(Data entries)
— START —

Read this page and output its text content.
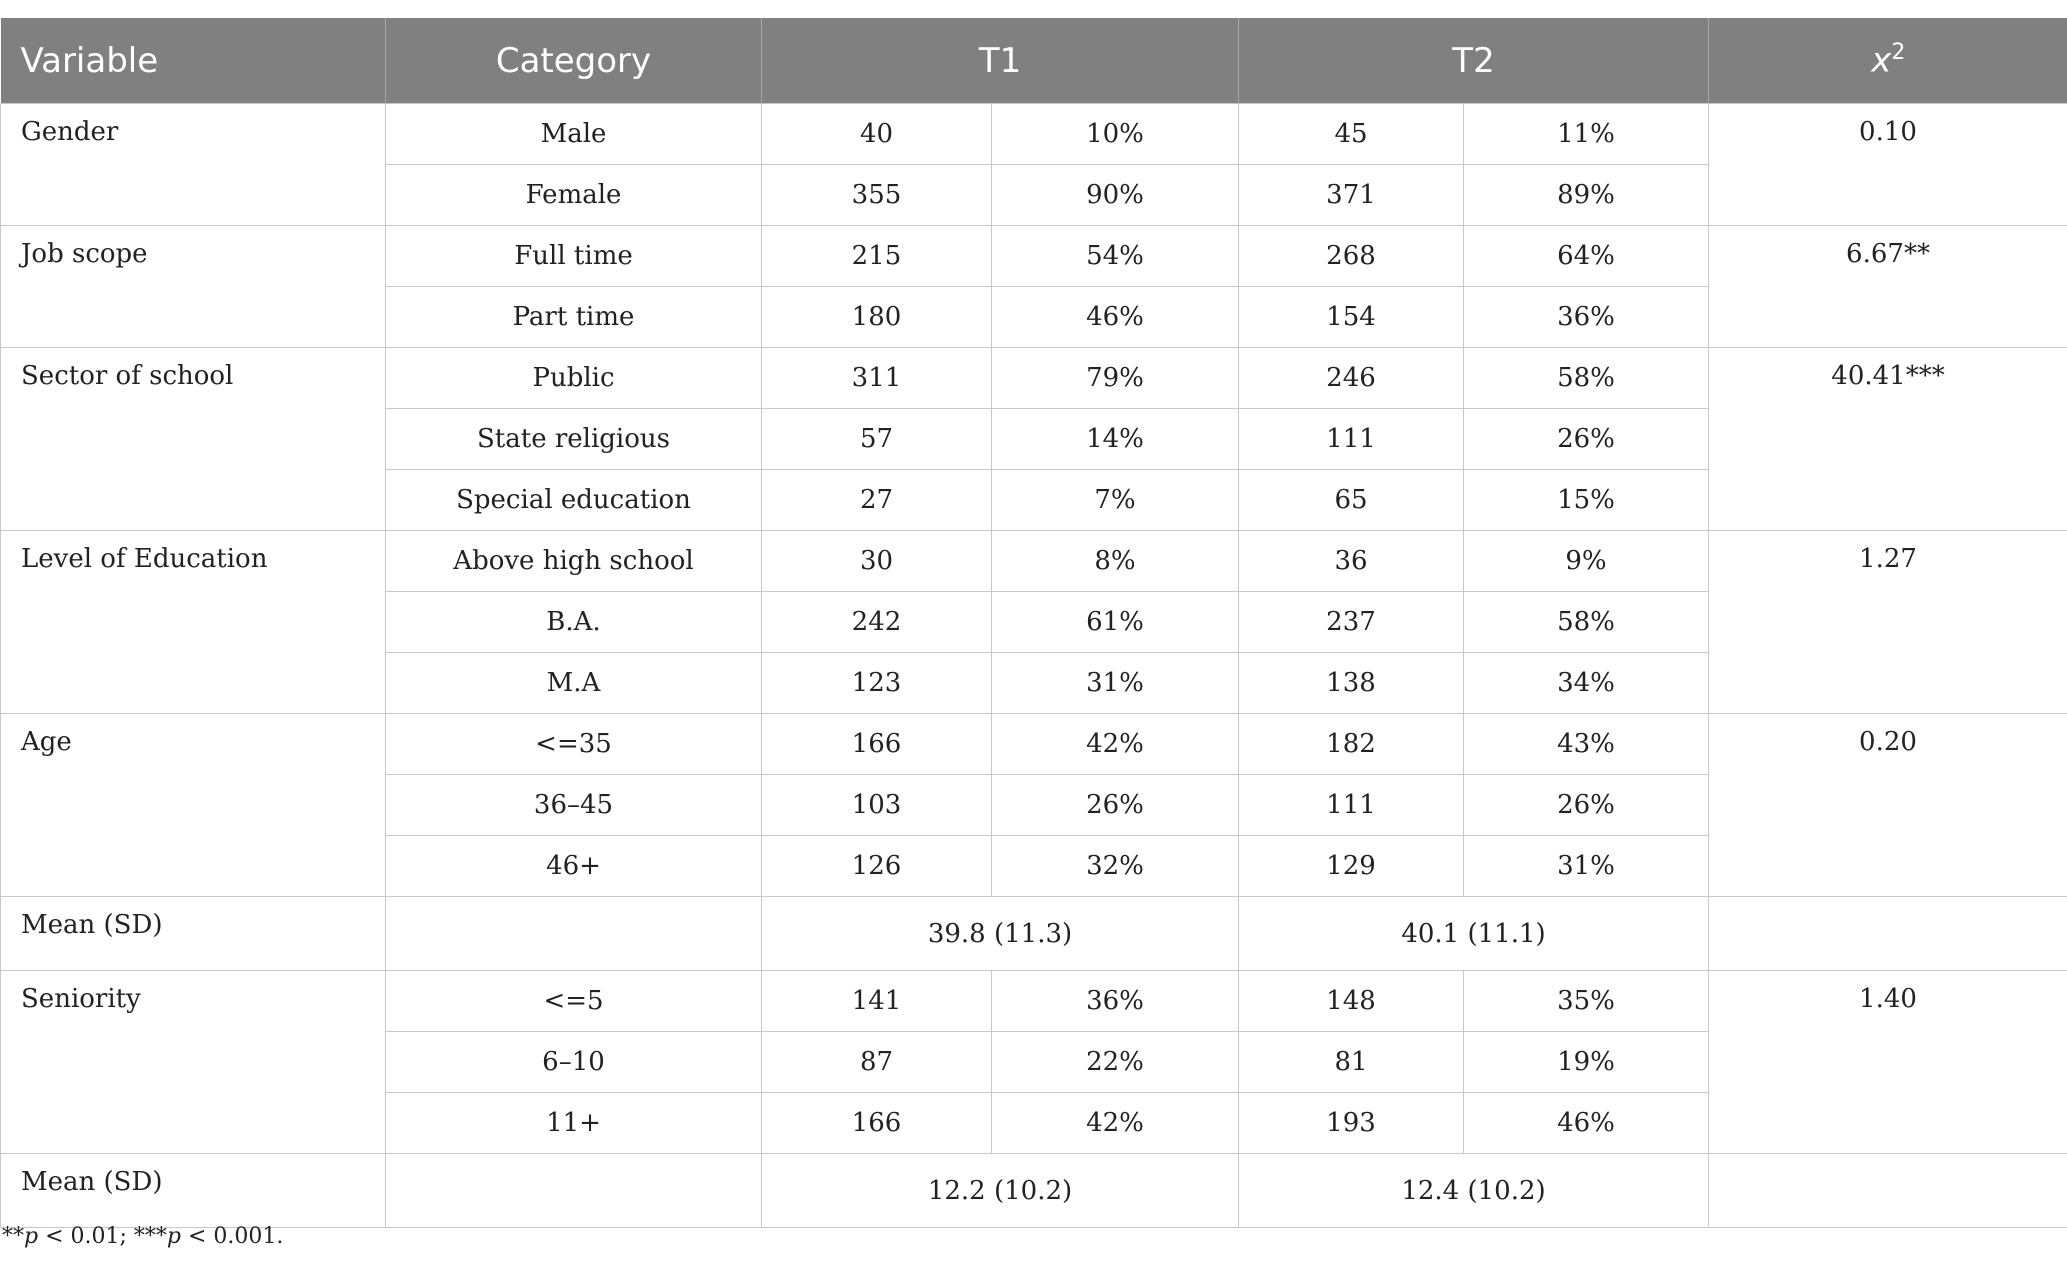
Variable	Category	T1		T2		$x^2$
Gender	Male	40	10%	45	11%	0.10
	Female	355	90%	371	89%	
Job scope	Full time	215	54%	268	64%	6.67**
	Part time	180	46%	154	36%	
Sector of school	Public	311	79%	246	58%	40.41***
	State religious	57	14%	111	26%	
	Special education	27	7%	65	15%	
Level of Education	Above high school	30	8%	36	9%	1.27
	B.A.	242	61%	237	58%	
	M.A	123	31%	138	34%	
Age	<=35	166	42%	182	43%	0.20
	36–45	103	26%	111	26%	
	46+	126	32%	129	31%	
Mean (SD)		39.8 (11.3)		40.1 (11.1)		
Seniority	<=5	141	36%	148	35%	1.40
	6–10	87	22%	81	19%	
	11+	166	42%	193	46%	
Mean (SD)		12.2 (10.2)		12.4 (10.2)		
**p < 0.01; ***p < 0.001.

— END —

* Problem details *
Reproduce the listing above exactly, excluding all pictures.

* Result for this task *
Read this page and output its text content.
Variable	Category	T1		T2		$x^2$
Gender	Male	40	10%	45	11%	0.10
	Female	355	90%	371	89%	
Job scope	Full time	215	54%	268	64%	6.67**
	Part time	180	46%	154	36%	
Sector of school	Public	311	79%	246	58%	40.41***
	State religious	57	14%	111	26%	
	Special education	27	7%	65	15%	
Level of Education	Above high school	30	8%	36	9%	1.27
	B.A.	242	61%	237	58%	
	M.A	123	31%	138	34%	
Age	<=35	166	42%	182	43%	0.20
	36–45	103	26%	111	26%	
	46+	126	32%	129	31%	
Mean (SD)		39.8 (11.3)		40.1 (11.1)		
Seniority	<=5	141	36%	148	35%	1.40
	6–10	87	22%	81	19%	
	11+	166	42%	193	46%	
Mean (SD)		12.2 (10.2)		12.4 (10.2)		
**p < 0.01; ***p < 0.001.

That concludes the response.